What is asked: In the material below, find how many lines contain the string "Backscatter". Write only that number.

Record excerpts:
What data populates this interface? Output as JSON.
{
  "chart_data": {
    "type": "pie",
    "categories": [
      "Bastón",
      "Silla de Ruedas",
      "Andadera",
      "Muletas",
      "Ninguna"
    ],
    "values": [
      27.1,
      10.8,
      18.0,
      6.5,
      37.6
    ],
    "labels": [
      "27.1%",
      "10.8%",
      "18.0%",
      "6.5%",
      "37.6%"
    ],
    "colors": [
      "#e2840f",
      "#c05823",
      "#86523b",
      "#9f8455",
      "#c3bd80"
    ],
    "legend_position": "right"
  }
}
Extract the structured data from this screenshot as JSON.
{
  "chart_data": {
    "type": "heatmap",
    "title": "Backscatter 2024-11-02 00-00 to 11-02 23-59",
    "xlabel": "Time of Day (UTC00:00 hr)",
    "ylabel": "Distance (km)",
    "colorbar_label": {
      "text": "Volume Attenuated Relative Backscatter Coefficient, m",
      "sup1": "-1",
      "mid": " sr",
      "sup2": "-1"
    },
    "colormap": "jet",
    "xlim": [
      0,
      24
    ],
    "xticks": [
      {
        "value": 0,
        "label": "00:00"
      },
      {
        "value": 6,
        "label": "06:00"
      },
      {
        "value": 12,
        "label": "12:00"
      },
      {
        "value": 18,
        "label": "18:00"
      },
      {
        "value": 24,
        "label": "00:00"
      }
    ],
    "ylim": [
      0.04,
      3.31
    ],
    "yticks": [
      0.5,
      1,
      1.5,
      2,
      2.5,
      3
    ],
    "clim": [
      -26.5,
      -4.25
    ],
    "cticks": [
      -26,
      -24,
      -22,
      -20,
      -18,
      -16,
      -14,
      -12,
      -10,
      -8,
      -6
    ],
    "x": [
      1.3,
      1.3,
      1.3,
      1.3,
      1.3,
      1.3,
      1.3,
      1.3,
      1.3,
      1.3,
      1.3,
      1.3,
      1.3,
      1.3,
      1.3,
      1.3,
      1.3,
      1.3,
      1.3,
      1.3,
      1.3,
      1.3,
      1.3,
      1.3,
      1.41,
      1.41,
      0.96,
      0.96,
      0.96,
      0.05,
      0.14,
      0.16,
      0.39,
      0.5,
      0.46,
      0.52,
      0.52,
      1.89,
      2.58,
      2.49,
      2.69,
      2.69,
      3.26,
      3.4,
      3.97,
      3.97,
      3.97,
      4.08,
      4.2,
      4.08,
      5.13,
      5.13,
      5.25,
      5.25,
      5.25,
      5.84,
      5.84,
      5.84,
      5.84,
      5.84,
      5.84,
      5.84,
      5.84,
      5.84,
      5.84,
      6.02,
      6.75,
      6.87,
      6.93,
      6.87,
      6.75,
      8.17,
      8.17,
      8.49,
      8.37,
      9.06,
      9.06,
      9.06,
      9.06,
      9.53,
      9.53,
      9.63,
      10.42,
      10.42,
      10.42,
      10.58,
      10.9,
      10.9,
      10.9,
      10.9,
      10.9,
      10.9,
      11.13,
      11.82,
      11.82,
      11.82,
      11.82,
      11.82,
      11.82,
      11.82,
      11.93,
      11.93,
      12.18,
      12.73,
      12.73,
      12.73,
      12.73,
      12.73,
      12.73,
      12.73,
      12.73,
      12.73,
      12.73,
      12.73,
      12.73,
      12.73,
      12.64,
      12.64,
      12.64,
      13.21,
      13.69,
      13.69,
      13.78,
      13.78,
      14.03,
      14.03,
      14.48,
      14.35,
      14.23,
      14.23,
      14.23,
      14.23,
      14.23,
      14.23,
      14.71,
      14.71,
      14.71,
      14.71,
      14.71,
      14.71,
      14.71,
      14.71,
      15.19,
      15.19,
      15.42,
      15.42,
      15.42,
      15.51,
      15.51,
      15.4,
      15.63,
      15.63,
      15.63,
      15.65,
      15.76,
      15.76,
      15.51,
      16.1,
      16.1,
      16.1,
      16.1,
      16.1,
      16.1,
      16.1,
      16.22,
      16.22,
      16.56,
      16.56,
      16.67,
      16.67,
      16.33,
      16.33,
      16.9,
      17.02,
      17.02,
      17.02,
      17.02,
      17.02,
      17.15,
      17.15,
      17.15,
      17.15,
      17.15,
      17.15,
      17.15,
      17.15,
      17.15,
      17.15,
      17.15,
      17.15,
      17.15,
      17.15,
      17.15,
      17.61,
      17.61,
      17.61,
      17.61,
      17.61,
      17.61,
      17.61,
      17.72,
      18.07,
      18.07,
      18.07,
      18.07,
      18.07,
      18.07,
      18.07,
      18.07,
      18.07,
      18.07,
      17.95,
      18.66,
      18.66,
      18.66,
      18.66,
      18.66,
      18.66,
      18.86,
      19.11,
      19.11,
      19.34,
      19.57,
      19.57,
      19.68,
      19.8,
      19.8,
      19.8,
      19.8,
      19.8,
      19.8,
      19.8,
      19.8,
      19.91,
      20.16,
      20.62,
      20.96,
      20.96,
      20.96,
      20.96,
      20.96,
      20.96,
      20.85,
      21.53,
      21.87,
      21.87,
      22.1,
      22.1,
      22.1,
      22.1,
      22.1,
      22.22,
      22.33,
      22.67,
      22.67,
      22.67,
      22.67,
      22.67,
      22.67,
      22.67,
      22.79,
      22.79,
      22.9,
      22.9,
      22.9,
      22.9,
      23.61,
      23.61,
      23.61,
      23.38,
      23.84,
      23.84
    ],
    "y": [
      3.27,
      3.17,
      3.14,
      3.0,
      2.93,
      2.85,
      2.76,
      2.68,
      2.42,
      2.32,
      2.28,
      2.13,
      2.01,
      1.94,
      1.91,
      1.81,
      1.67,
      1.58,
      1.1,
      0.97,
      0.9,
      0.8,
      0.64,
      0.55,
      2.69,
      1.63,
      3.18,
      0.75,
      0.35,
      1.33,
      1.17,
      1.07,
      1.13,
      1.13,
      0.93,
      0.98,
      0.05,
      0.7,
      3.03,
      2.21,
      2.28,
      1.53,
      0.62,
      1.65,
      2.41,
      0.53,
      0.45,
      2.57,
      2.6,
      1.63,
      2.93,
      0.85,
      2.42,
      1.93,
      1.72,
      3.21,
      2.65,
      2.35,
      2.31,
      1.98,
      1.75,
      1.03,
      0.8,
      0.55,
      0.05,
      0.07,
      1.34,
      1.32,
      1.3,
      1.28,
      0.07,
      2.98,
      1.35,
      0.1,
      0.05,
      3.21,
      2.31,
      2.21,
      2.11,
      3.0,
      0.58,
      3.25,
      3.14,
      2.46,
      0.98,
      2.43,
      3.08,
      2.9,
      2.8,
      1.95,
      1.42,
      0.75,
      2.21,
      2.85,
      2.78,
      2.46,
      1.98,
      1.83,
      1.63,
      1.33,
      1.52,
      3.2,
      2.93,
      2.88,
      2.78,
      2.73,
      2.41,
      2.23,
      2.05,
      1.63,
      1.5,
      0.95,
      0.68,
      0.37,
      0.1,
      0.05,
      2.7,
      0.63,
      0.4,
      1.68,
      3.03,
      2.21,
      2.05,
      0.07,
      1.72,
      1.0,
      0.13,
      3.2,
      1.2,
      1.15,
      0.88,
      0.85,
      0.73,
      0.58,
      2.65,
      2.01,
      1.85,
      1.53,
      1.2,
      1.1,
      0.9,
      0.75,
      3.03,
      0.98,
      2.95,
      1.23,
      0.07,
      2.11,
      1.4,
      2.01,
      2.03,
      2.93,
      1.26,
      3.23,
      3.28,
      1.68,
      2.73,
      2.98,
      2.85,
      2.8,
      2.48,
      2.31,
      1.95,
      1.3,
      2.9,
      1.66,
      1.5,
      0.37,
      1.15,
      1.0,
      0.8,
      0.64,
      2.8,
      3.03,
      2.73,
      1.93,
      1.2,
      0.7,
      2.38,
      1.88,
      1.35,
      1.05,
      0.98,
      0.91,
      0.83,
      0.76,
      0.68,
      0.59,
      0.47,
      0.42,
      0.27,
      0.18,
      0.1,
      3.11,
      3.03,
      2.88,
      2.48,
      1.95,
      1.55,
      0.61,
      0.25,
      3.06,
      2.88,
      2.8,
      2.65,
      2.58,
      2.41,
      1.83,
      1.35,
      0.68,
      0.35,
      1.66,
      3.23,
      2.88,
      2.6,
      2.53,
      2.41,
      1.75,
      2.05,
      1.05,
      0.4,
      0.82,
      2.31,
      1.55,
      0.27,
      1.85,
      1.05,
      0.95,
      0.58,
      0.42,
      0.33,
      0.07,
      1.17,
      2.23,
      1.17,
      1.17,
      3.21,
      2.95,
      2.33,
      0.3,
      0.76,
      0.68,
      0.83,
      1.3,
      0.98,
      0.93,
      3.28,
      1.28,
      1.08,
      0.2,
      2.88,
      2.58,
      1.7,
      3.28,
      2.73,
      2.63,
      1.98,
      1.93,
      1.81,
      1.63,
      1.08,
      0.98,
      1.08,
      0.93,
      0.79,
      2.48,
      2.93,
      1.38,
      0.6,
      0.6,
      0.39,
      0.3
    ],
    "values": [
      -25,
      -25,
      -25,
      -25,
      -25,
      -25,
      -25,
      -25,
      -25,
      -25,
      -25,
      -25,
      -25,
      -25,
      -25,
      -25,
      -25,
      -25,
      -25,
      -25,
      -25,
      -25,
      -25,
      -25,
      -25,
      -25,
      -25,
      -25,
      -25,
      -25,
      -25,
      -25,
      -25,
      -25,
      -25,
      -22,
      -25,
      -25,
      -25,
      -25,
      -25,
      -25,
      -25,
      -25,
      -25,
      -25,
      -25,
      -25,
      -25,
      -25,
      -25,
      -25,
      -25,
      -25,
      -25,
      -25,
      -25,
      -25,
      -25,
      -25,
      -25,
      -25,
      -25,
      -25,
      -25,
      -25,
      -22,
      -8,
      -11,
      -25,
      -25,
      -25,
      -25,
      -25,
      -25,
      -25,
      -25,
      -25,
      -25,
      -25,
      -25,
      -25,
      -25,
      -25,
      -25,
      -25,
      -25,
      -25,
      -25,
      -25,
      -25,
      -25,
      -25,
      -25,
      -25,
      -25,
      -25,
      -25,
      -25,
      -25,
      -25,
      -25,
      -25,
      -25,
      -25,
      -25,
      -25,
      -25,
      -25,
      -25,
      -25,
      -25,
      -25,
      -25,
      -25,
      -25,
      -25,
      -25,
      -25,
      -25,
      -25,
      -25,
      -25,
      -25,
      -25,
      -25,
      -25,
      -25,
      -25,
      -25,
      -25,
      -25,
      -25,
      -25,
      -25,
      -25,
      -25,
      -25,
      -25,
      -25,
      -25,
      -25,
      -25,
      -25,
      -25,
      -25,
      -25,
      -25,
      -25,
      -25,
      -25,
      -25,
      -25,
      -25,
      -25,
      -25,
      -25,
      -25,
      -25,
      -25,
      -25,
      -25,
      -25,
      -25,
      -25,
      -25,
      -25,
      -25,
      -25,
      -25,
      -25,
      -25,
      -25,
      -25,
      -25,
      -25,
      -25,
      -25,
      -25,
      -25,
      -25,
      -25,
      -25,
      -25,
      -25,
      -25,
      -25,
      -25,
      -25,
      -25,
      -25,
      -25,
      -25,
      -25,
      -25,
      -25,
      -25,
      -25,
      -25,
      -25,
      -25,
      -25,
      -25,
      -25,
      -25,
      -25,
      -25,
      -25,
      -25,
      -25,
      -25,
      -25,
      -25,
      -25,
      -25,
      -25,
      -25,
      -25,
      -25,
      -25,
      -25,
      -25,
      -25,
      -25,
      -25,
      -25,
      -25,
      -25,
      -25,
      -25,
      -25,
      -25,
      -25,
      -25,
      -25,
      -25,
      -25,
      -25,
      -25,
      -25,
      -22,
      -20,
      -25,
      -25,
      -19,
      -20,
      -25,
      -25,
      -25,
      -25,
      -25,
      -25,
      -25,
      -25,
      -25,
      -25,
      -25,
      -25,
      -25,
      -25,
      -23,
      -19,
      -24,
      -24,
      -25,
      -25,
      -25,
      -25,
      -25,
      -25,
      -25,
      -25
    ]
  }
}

Task output: 2